• _THE TASK_
Exactly repeat the line that contains "Output the text content of this document.", then every line after it up to and including the final line.

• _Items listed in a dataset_
◇ ◇ ◇ ◇
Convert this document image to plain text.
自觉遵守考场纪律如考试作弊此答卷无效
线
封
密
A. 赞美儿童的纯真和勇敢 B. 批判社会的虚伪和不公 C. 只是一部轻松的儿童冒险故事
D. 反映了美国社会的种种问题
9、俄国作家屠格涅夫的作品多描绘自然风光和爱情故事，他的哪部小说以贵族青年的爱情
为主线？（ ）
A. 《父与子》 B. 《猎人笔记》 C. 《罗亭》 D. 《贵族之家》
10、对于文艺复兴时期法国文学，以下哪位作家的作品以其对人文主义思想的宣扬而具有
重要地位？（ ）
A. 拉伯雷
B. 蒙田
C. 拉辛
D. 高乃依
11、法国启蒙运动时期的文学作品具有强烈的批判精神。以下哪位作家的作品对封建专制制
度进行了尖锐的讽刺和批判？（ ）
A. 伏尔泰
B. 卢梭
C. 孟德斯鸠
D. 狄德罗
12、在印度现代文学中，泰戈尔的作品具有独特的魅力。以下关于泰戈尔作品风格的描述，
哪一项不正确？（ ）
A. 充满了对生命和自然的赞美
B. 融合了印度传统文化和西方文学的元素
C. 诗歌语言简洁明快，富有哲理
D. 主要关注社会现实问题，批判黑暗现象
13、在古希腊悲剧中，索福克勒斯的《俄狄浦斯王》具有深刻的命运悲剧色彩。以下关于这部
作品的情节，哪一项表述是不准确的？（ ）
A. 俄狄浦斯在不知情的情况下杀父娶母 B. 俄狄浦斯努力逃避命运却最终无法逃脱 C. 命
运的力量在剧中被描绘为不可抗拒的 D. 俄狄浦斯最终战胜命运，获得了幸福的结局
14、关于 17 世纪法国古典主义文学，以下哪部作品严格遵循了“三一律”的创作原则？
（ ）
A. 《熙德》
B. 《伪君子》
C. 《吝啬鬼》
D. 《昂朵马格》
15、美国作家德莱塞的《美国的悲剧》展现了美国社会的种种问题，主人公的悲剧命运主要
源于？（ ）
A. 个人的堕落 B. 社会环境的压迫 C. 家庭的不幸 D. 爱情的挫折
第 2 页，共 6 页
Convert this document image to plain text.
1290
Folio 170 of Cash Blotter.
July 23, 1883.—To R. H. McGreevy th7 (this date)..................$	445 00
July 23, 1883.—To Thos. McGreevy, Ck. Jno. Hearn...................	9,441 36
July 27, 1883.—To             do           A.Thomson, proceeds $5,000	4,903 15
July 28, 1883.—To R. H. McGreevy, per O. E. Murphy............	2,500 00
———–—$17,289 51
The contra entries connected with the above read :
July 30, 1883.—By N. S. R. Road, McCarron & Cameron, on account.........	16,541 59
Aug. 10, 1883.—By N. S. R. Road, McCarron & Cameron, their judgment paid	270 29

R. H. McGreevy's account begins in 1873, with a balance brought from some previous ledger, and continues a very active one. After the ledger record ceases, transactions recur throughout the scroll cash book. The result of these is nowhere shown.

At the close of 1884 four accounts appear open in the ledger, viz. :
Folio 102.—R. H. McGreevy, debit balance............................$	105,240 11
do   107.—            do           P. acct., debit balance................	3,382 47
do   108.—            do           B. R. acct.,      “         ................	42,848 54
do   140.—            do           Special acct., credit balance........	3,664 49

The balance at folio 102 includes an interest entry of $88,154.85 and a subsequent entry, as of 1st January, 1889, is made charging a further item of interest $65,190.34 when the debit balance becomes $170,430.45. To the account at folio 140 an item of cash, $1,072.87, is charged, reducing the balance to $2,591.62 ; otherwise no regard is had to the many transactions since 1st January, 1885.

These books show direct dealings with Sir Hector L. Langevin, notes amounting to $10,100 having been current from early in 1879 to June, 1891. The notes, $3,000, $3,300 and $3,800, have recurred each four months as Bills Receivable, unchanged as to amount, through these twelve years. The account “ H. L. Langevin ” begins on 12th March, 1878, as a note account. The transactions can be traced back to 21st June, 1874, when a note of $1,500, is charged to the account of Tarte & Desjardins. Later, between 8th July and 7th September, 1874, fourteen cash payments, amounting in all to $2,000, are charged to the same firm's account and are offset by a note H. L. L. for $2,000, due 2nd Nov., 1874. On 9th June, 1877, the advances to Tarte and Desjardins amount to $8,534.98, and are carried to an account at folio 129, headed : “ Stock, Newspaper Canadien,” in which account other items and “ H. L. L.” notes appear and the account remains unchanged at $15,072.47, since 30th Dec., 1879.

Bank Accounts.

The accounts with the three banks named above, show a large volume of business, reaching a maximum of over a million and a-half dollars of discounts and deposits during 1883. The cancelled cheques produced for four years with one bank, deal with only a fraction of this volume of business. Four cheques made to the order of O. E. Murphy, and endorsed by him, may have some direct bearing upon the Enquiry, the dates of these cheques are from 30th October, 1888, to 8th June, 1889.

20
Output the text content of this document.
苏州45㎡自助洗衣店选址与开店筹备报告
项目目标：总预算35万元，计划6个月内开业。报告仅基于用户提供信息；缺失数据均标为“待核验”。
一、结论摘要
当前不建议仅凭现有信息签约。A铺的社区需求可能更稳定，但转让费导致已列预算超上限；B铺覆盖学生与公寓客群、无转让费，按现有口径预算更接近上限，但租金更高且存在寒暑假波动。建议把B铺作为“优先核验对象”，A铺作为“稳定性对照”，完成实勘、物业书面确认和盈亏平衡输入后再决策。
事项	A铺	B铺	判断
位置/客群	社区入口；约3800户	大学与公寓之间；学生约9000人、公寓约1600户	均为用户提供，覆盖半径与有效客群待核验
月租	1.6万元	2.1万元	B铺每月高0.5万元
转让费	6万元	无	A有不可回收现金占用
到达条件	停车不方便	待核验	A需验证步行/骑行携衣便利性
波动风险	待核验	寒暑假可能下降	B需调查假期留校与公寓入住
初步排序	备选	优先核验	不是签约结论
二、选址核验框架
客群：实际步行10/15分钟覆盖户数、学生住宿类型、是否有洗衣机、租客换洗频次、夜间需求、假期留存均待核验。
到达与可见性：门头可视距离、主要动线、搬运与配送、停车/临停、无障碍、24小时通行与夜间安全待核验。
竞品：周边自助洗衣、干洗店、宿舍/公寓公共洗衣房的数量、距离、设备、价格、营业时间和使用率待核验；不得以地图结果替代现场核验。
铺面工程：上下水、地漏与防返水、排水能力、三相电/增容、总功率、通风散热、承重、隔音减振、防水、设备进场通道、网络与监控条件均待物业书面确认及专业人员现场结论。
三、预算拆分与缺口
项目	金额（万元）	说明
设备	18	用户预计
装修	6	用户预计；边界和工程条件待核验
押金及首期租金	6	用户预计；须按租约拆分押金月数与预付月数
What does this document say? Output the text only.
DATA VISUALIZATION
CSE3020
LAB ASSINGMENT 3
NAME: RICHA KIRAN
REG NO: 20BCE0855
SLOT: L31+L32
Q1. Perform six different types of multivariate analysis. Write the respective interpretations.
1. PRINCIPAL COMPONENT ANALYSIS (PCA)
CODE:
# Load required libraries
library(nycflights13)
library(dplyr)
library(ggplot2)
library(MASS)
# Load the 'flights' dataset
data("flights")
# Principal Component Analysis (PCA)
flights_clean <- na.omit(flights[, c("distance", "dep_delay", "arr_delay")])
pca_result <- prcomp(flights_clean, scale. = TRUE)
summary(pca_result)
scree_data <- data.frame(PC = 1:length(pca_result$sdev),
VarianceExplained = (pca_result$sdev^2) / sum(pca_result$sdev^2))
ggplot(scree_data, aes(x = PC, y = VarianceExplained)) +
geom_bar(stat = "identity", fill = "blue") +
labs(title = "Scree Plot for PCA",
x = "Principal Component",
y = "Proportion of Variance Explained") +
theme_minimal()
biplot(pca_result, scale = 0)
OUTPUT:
◇ ◇ ◇ ◇
• _RESULT_
Output the text content of this document.
苏州45㎡自助洗衣店选址与开店筹备报告
项目目标：总预算35万元，计划6个月内开业。报告仅基于用户提供信息；缺失数据均标为“待核验”。
一、结论摘要
当前不建议仅凭现有信息签约。A铺的社区需求可能更稳定，但转让费导致已列预算超上限；B铺覆盖学生与公寓客群、无转让费，按现有口径预算更接近上限，但租金更高且存在寒暑假波动。建议把B铺作为“优先核验对象”，A铺作为“稳定性对照”，完成实勘、物业书面确认和盈亏平衡输入后再决策。
事项	A铺	B铺	判断
位置/客群	社区入口；约3800户	大学与公寓之间；学生约9000人、公寓约1600户	均为用户提供，覆盖半径与有效客群待核验
月租	1.6万元	2.1万元	B铺每月高0.5万元
转让费	6万元	无	A有不可回收现金占用
到达条件	停车不方便	待核验	A需验证步行/骑行携衣便利性
波动风险	待核验	寒暑假可能下降	B需调查假期留校与公寓入住
初步排序	备选	优先核验	不是签约结论
二、选址核验框架
客群：实际步行10/15分钟覆盖户数、学生住宿类型、是否有洗衣机、租客换洗频次、夜间需求、假期留存均待核验。
到达与可见性：门头可视距离、主要动线、搬运与配送、停车/临停、无障碍、24小时通行与夜间安全待核验。
竞品：周边自助洗衣、干洗店、宿舍/公寓公共洗衣房的数量、距离、设备、价格、营业时间和使用率待核验；不得以地图结果替代现场核验。
铺面工程：上下水、地漏与防返水、排水能力、三相电/增容、总功率、通风散热、承重、隔音减振、防水、设备进场通道、网络与监控条件均待物业书面确认及专业人员现场结论。
三、预算拆分与缺口
项目	金额（万元）	说明
设备	18	用户预计
装修	6	用户预计；边界和工程条件待核验
押金及首期租金	6	用户预计；须按租约拆分押金月数与预付月数
What does this document say? Output the text only.
DATA VISUALIZATION
CSE3020
LAB ASSINGMENT 3
NAME: RICHA KIRAN
REG NO: 20BCE0855
SLOT: L31+L32
Q1. Perform six different types of multivariate analysis. Write the respective interpretations.
1. PRINCIPAL COMPONENT ANALYSIS (PCA)
CODE:
# Load required libraries
library(nycflights13)
library(dplyr)
library(ggplot2)
library(MASS)
# Load the 'flights' dataset
data("flights")
# Principal Component Analysis (PCA)
flights_clean <- na.omit(flights[, c("distance", "dep_delay", "arr_delay")])
pca_result <- prcomp(flights_clean, scale. = TRUE)
summary(pca_result)
scree_data <- data.frame(PC = 1:length(pca_result$sdev),
VarianceExplained = (pca_result$sdev^2) / sum(pca_result$sdev^2))
ggplot(scree_data, aes(x = PC, y = VarianceExplained)) +
geom_bar(stat = "identity", fill = "blue") +
labs(title = "Scree Plot for PCA",
x = "Principal Component",
y = "Proportion of Variance Explained") +
theme_minimal()
biplot(pca_result, scale = 0)
OUTPUT:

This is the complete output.